::: Material provided :::

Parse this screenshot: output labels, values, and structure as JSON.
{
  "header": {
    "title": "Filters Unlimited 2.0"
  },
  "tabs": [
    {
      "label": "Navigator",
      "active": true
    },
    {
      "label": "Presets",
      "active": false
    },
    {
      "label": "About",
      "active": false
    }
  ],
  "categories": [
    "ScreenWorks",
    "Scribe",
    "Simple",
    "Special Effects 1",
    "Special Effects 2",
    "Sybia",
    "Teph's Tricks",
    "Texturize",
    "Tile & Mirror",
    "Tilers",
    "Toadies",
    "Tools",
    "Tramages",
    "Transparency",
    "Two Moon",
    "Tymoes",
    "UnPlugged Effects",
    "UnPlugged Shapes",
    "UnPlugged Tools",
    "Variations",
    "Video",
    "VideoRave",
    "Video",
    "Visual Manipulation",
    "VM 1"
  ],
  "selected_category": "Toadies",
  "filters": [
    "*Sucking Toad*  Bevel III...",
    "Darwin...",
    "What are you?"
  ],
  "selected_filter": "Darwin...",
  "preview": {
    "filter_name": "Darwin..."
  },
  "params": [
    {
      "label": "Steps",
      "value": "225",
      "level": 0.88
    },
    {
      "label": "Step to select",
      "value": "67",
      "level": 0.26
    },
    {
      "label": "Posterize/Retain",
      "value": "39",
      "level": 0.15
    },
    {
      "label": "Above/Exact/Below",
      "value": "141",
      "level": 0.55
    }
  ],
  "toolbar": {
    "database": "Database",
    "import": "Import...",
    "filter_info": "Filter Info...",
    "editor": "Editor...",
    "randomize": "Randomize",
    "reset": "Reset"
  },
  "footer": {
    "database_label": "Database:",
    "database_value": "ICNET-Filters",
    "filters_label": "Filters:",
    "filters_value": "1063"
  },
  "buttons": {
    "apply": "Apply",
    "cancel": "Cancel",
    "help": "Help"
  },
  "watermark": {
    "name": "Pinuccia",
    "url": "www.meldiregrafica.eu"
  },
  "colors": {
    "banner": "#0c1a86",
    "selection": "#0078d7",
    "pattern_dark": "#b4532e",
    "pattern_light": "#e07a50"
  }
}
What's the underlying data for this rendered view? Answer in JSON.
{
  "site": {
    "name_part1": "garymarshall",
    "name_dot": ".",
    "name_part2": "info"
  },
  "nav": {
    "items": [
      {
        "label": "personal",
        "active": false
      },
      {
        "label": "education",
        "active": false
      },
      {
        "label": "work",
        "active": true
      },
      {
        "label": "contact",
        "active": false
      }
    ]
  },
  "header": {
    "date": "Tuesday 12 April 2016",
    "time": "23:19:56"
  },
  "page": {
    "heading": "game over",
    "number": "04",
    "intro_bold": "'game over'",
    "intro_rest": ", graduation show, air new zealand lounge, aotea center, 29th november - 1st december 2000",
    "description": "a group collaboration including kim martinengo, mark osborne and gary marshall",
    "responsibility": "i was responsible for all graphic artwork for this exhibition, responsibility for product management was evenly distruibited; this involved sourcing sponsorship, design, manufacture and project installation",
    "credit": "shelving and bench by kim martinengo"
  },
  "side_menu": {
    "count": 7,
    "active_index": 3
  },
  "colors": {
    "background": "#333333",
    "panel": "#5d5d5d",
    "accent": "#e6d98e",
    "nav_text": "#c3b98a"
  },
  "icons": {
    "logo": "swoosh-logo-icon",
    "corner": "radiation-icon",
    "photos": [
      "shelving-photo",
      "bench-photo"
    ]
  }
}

:::
::: Material provided :::

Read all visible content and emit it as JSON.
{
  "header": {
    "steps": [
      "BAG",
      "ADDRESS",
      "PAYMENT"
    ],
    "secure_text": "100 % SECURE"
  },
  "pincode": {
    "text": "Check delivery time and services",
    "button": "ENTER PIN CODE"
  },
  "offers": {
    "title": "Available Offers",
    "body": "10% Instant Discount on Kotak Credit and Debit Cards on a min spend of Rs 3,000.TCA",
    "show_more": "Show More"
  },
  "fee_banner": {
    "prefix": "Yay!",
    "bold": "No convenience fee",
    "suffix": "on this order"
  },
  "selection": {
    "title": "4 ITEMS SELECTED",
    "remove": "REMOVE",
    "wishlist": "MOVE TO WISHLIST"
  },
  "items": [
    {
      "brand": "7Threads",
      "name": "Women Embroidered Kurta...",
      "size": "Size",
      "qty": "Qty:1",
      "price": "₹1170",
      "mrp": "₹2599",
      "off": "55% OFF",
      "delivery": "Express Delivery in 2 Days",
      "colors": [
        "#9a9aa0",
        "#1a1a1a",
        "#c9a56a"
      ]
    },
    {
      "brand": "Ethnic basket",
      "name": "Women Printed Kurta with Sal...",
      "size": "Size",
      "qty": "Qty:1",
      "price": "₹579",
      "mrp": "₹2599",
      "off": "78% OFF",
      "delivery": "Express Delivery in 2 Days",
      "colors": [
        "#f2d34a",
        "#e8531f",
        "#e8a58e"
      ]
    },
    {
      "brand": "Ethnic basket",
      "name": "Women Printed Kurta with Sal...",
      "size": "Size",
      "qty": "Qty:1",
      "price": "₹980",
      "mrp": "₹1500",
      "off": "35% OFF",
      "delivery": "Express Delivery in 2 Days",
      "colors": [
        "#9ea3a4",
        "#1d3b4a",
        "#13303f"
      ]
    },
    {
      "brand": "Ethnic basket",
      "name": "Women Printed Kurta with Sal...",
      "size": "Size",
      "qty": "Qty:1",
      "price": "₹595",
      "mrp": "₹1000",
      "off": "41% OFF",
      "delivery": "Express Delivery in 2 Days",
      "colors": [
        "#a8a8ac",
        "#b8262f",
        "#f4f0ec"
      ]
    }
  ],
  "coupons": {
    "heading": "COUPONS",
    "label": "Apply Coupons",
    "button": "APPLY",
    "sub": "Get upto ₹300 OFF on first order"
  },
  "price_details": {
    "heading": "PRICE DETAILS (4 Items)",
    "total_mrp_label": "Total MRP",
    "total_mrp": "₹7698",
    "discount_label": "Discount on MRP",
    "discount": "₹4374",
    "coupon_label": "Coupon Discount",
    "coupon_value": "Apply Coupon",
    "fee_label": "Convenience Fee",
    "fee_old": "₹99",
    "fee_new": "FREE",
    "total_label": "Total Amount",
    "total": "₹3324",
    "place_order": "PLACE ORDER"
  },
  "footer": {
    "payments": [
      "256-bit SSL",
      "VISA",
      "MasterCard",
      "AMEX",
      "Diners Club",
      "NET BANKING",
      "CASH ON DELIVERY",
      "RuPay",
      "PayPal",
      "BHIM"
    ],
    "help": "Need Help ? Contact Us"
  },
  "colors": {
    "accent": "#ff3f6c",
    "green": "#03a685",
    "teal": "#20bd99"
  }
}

:::

Exercise instructions — Filter the records, keeping only lines that contain "level", and show those lines.

Solution for this problem —
      "level": 0.88
      "level": 0.26
      "level": 0.15
      "level": 0.55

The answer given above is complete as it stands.